> [Given problem A] Copy the rows exactly, from the first row through the row containing "669, 42, 685]", with both ends included.

Exercise

Enhance your understanding by getting hands-on practice ​by attempting these questions on the file system implementation!

We'll cover the following

Simulator

Use this simulator, vsfs.py, to study how file system state changes as various operations take place. The file system begins in an empty state, with just a root directory. As the simulation takes place, various operations are performed, thus slowly changing the on-disk state of the file system. See the previous lesson for details on how to interact with the simulator.

#! /usr/bin/env python

import random
from optparse import OptionParser

DEBUG = False

def dprint(str):
    if DEBUG:
        print str

printOps      = True
printState    = True
printFinal    = True

class bitmap:
    def __init__(self, size):
        self.size = size
        self.bmap = []
        for num in range(size):
            self.bmap.append(0)
        self.numAllocated = 0

    def alloc(self):
        for num in range(len(self.bmap)):
            if self.bmap[num] == 0:
                self.bmap[num] = 1
                self.numAllocated += 1
                return num
        return -1

    def free(self, num):
        assert(self.bmap[num] == 1)

> [Given problem B] Repeat the part of the file system exercise text between "Use this simulator, vsfs.py, to" and "with the simulator.", inclusive, without changing a word.

> [Records to process]

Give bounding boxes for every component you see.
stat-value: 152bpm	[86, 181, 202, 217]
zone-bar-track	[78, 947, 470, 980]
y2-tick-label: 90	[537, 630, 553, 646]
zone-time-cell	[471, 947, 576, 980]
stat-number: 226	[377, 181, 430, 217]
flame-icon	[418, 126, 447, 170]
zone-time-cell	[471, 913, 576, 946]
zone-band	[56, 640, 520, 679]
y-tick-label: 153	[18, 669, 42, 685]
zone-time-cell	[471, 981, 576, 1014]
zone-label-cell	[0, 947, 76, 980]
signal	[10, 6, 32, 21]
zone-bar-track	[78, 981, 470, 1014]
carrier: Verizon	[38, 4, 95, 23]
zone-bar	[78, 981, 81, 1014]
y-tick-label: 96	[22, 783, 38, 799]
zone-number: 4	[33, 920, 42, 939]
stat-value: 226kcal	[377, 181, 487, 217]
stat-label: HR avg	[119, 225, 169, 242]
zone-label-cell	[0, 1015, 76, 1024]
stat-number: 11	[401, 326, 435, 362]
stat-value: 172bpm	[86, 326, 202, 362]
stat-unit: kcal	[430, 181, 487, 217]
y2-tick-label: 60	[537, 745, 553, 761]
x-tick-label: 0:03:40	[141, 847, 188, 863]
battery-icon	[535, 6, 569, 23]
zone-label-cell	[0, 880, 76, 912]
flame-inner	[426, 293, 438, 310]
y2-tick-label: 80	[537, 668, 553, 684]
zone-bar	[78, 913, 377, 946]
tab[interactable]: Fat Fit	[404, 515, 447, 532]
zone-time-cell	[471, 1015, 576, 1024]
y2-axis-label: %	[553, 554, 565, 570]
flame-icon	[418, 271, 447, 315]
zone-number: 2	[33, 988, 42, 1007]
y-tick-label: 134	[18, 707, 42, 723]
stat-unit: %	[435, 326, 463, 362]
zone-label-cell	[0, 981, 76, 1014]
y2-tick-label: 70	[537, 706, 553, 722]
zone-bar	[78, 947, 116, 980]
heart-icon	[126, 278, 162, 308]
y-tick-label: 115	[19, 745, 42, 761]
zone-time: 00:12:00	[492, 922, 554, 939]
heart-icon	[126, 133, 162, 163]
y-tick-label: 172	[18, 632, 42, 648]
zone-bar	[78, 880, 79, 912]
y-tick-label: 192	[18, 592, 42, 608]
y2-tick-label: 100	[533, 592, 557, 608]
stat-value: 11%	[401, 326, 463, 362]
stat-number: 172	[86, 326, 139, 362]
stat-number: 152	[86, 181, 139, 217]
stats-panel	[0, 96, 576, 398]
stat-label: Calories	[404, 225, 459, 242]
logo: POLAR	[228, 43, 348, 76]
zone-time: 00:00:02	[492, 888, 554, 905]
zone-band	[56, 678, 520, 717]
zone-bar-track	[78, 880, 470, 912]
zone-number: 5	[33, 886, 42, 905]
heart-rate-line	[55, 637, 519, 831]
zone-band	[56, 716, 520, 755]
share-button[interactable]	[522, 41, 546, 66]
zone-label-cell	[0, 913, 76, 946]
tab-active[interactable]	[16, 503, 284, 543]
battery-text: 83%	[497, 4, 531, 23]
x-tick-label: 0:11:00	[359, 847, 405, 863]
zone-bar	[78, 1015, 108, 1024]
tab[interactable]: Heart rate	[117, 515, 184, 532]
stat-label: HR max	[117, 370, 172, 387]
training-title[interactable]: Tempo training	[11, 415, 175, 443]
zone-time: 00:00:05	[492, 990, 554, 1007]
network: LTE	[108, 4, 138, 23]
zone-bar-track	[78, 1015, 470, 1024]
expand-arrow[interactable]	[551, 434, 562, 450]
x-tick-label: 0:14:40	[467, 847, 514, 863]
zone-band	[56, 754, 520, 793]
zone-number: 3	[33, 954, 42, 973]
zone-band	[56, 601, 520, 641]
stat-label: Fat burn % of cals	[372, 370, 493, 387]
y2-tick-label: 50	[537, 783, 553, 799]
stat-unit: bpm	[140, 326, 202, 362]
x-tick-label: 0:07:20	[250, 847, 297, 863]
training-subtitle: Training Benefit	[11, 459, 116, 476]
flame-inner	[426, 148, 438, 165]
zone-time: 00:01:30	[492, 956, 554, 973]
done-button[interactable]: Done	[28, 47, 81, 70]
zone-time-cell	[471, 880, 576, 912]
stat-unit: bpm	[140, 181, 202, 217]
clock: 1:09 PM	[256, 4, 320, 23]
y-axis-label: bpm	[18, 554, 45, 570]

> [Exercise output A]
Give bounding boxes for every component you see.
stat-value: 152bpm	[86, 181, 202, 217]
zone-bar-track	[78, 947, 470, 980]
y2-tick-label: 90	[537, 630, 553, 646]
zone-time-cell	[471, 947, 576, 980]
stat-number: 226	[377, 181, 430, 217]
flame-icon	[418, 126, 447, 170]
zone-time-cell	[471, 913, 576, 946]
zone-band	[56, 640, 520, 679]
y-tick-label: 153	[18, 669, 42, 685]

> [Exercise output B]
Use this simulator, vsfs.py, to study how file system state changes as various operations take place. The file system begins in an empty state, with just a root directory. As the simulation takes place, various operations are performed, thus slowly changing the on-disk state of the file system. See the previous lesson for details on how to interact with the simulator.